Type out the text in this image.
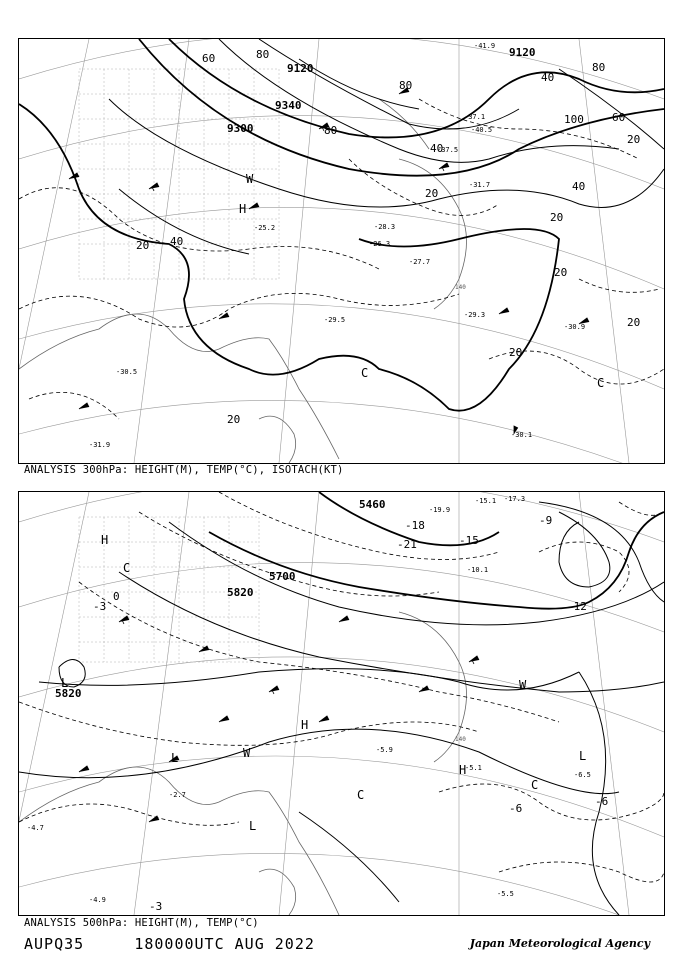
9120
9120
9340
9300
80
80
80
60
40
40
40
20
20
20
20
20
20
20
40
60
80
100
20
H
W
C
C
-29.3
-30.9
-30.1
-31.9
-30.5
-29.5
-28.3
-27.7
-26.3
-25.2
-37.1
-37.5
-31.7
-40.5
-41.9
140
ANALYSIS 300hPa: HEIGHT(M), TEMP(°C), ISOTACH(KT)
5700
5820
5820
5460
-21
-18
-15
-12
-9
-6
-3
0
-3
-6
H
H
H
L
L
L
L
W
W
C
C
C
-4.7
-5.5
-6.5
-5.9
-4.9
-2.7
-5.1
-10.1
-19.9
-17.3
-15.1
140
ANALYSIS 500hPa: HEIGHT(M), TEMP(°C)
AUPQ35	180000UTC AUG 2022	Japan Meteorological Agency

* * *

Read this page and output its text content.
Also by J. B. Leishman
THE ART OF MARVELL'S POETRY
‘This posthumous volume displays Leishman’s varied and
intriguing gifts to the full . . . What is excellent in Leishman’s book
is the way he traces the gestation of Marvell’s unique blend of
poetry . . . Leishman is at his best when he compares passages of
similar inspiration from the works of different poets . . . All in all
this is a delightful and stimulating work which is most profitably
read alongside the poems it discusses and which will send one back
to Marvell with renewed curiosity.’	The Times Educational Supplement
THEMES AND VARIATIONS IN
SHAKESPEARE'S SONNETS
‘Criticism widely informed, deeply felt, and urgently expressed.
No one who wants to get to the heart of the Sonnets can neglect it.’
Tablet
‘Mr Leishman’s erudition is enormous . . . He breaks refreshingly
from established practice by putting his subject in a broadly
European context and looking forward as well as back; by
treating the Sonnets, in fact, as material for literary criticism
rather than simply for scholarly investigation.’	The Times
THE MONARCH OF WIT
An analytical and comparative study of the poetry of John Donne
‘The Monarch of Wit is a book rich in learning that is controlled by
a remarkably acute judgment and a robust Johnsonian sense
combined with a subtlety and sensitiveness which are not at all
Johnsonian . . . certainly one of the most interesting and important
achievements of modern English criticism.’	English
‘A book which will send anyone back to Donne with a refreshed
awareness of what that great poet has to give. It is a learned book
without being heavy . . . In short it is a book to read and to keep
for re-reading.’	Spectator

▶ Task prompt
For each line of the entries that includes "back", show that line.

▶ Written response
read alongside the poems it discusses and which will send one back
European context and looking forward as well as back; by
‘A book which will send anyone back to Donne with a refreshed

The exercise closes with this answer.